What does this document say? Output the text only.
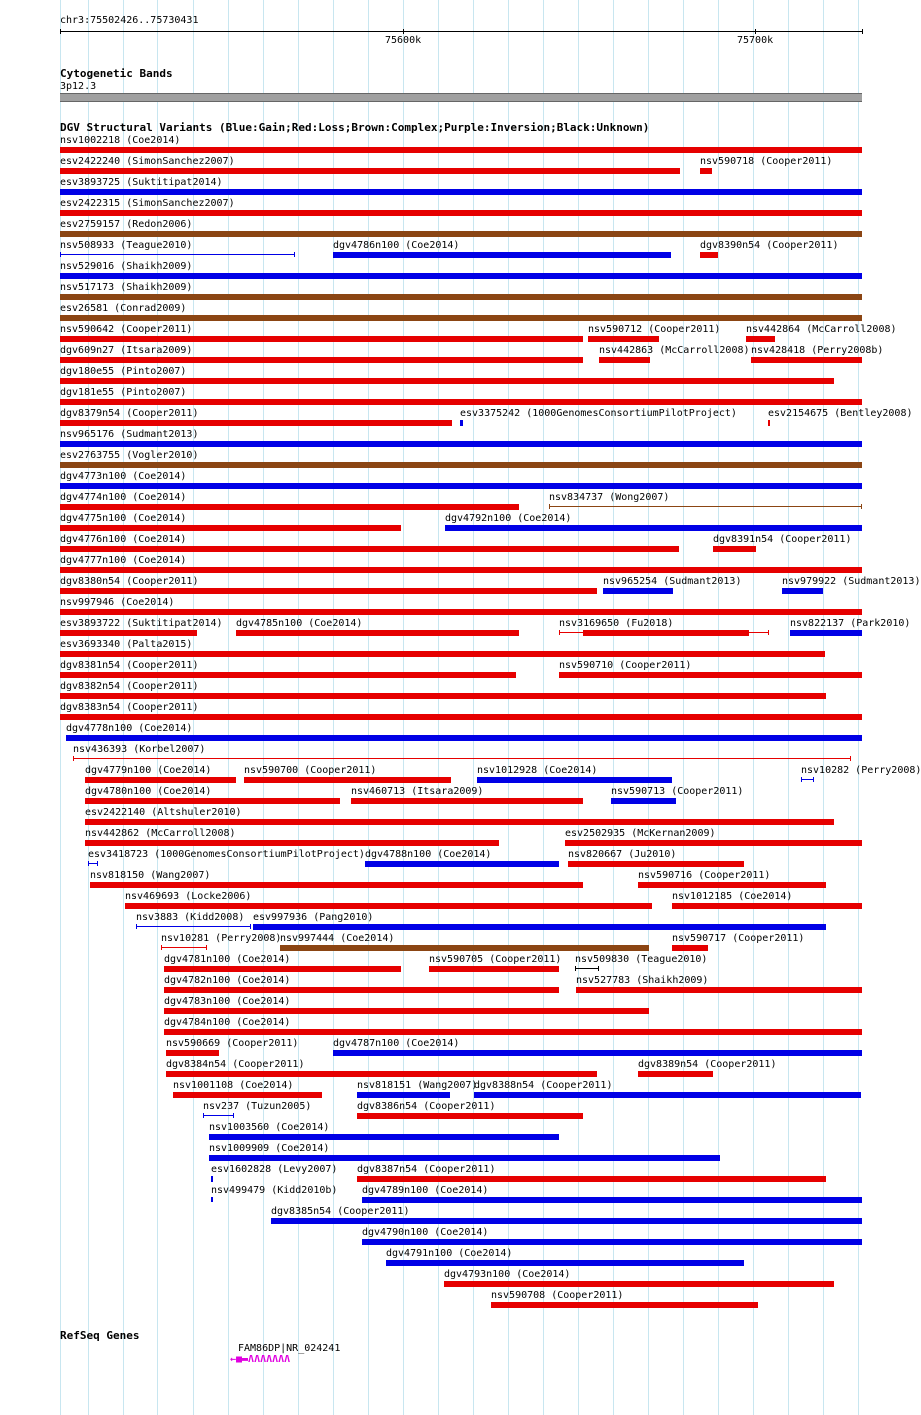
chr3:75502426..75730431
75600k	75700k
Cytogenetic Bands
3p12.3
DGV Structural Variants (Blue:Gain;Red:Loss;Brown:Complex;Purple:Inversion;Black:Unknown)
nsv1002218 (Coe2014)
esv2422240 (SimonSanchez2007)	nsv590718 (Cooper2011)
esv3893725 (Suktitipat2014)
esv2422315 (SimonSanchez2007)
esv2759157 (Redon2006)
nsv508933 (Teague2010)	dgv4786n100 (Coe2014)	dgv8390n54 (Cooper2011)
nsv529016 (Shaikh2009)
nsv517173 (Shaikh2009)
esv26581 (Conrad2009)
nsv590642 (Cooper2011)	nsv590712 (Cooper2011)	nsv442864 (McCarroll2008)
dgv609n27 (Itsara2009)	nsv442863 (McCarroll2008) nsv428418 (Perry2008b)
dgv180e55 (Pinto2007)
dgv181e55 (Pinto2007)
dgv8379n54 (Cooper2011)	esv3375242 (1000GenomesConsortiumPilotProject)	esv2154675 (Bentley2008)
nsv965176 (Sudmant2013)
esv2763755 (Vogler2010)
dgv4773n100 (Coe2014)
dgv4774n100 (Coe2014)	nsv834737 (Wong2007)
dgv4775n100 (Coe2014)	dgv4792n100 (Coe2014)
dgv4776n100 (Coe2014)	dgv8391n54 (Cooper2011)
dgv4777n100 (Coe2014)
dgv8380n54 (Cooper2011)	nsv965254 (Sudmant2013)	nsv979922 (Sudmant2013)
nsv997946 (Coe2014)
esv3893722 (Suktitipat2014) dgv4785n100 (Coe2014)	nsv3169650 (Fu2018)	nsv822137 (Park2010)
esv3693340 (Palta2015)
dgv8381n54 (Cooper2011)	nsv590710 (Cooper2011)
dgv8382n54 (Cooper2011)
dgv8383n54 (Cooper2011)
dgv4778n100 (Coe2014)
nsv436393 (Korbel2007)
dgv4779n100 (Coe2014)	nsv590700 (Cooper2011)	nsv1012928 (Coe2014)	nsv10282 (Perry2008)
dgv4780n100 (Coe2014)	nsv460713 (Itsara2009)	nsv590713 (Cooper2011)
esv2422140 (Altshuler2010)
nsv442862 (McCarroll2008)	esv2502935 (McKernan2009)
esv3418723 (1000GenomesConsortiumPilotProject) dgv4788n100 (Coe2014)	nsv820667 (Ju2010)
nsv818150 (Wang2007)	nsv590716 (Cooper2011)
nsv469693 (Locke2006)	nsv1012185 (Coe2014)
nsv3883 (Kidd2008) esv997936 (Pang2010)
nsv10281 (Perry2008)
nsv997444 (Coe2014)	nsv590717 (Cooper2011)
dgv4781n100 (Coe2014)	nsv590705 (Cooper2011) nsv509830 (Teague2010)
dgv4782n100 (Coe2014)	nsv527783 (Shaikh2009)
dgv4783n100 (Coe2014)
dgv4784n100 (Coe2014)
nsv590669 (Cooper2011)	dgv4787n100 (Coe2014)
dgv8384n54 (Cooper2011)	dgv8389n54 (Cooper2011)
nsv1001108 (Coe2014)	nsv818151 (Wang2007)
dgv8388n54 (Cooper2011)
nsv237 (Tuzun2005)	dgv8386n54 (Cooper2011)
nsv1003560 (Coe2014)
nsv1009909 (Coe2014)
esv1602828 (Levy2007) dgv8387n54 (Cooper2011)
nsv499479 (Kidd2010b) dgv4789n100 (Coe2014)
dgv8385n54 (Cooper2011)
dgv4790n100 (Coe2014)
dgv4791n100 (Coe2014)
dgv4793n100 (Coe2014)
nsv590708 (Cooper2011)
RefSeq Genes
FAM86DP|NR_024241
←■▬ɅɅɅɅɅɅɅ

---

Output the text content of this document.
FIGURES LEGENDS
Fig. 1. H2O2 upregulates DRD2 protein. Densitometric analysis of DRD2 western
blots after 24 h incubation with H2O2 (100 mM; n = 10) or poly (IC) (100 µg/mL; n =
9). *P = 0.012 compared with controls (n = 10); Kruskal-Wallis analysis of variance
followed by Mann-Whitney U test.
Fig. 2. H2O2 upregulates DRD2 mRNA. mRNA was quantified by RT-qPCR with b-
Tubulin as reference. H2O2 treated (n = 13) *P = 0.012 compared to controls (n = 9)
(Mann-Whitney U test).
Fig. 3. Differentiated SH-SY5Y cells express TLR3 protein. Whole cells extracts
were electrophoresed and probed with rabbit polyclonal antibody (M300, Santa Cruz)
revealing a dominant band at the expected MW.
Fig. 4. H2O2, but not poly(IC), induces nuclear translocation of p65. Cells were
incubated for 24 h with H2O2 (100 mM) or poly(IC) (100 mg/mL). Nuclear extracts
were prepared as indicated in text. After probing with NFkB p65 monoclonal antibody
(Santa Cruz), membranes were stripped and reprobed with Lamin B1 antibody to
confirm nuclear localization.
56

Exercise
Scan the material above for lines that contain the string "text", and copy each such line.

Task solution
What does this document say? Output the text only.
Output the text content of this document.
were prepared as indicated in text. After probing with NFkB p65 monoclonal antibody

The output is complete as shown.